GOAL ▸
Copy out all lines with the word "this" in them.

ITEMS ▸
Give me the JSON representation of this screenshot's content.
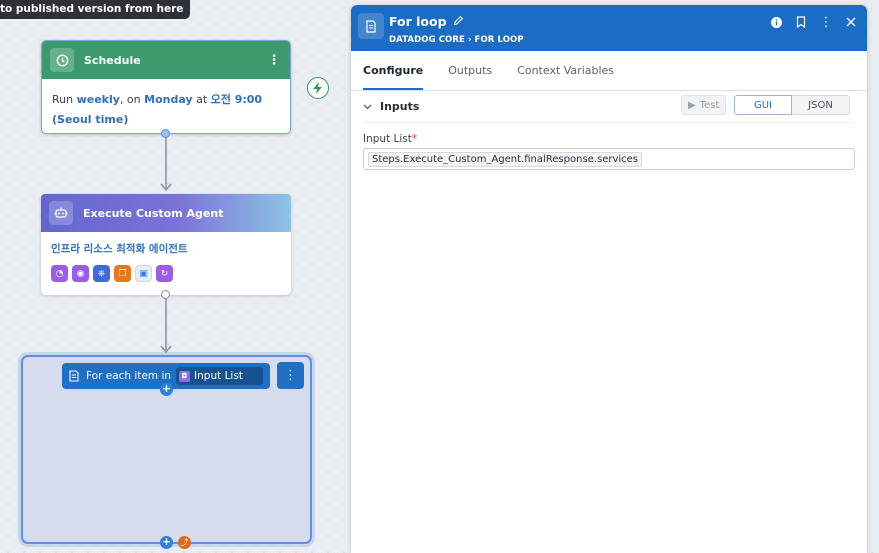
{
  "tooltip": "to published version from here",
  "schedule": {
    "title": "Schedule",
    "body_run": "Run ",
    "body_freq": "weekly",
    "body_on": ", on ",
    "body_day": "Monday",
    "body_at": " at ",
    "body_time": "오전 9:00",
    "body_tz": "(Seoul time)"
  },
  "agent": {
    "title": "Execute Custom Agent",
    "subtitle": "인프라 리소스 최적화 에이전트",
    "chips": [
      {
        "icon": "gauge-icon",
        "color": "#9b5de5",
        "glyph": "◔"
      },
      {
        "icon": "target-icon",
        "color": "#9b5de5",
        "glyph": "◉"
      },
      {
        "icon": "kubernetes-icon",
        "color": "#3f6bd6",
        "glyph": "⎈"
      },
      {
        "icon": "layers-icon",
        "color": "#e8791a",
        "glyph": "❐"
      },
      {
        "icon": "monitor-icon",
        "color": "#e8edf3",
        "glyph": "▣"
      },
      {
        "icon": "cycle-icon",
        "color": "#9b5de5",
        "glyph": "↻"
      }
    ]
  },
  "loop": {
    "prefix": "For each item in",
    "chip_label": "Input List"
  },
  "panel": {
    "title": "For loop",
    "crumb_a": "DATADOG CORE",
    "crumb_b": "FOR LOOP",
    "tabs": [
      {
        "label": "Configure",
        "active": true
      },
      {
        "label": "Outputs",
        "active": false
      },
      {
        "label": "Context Variables",
        "active": false
      }
    ],
    "section_title": "Inputs",
    "test_label": "Test",
    "gui_label": "GUI",
    "json_label": "JSON",
    "field_label": "Input List",
    "field_required": "*",
    "field_value": "Steps.Execute_Custom_Agent.finalResponse.services"
  },
  "colors": {
    "brand": "#1a6cc4",
    "schedule_green": "#3d9a6c",
    "agent_purple": "#6366d1"
  }
}
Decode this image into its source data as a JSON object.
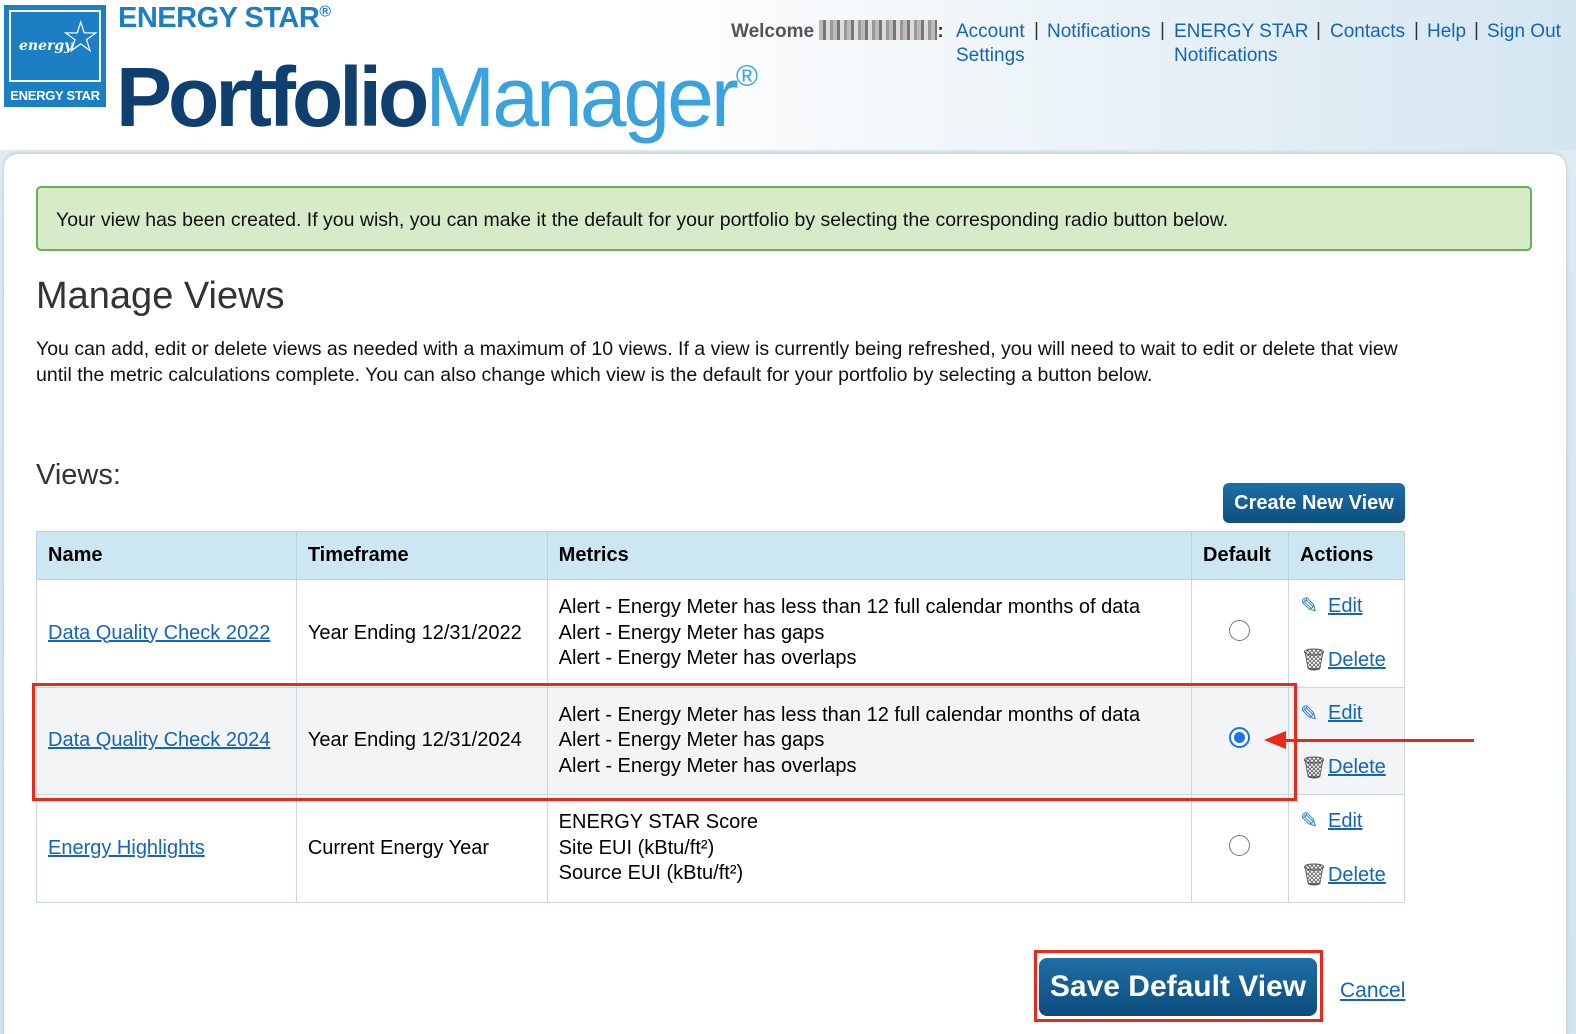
{
  "brand": {
    "logo_script": "energy",
    "logo_label": "ENERGY STAR",
    "top": "ENERGY STAR",
    "top_reg": "®",
    "main_part1": "Portfolio",
    "main_part2": "Manager",
    "main_reg": "®"
  },
  "topnav": {
    "welcome": "Welcome",
    "welcome_suffix": ":",
    "account_settings_line1": "Account",
    "account_settings_line2": "Settings",
    "notifications": "Notifications",
    "es_notifications_line1": "ENERGY STAR",
    "es_notifications_line2": "Notifications",
    "contacts": "Contacts",
    "help": "Help",
    "sign_out": "Sign Out",
    "separator": "|"
  },
  "alert": {
    "message": "Your view has been created. If you wish, you can make it the default for your portfolio by selecting the corresponding radio button below."
  },
  "page": {
    "title": "Manage Views",
    "intro_line1": "You can add, edit or delete views as needed with a maximum of 10 views. If a view is currently being refreshed, you will need to wait to edit or delete that view",
    "intro_line2": "until the metric calculations complete. You can also change which view is the default for your portfolio by selecting a button below.",
    "views_heading": "Views:",
    "create_button": "Create New View"
  },
  "table": {
    "headers": {
      "name": "Name",
      "timeframe": "Timeframe",
      "metrics": "Metrics",
      "default": "Default",
      "actions": "Actions"
    },
    "rows": [
      {
        "name": "Data Quality Check 2022",
        "timeframe": "Year Ending 12/31/2022",
        "metrics": [
          "Alert - Energy Meter has less than 12 full calendar months of data",
          "Alert - Energy Meter has gaps",
          "Alert - Energy Meter has overlaps"
        ],
        "default": false
      },
      {
        "name": "Data Quality Check 2024",
        "timeframe": "Year Ending 12/31/2024",
        "metrics": [
          "Alert - Energy Meter has less than 12 full calendar months of data",
          "Alert - Energy Meter has gaps",
          "Alert - Energy Meter has overlaps"
        ],
        "default": true
      },
      {
        "name": "Energy Highlights",
        "timeframe": "Current Energy Year",
        "metrics": [
          "ENERGY STAR Score",
          "Site EUI (kBtu/ft²)",
          "Source EUI (kBtu/ft²)"
        ],
        "default": false
      }
    ],
    "edit_label": "Edit",
    "delete_label": "Delete"
  },
  "footer": {
    "save_button": "Save Default View",
    "cancel": "Cancel"
  },
  "icons": {
    "edit": "pencil-icon",
    "delete": "trash-icon"
  },
  "colors": {
    "link": "#1565b5",
    "button": "#0e4f80",
    "alert_bg": "#d7ebc8",
    "alert_border": "#64b05c",
    "table_header": "#cde7f2",
    "annotation": "#e8291c"
  }
}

COMPLETE ANSWER ▸
Give me the JSON representation of this screenshot's content.
Decode this image into its source data as a JSON object.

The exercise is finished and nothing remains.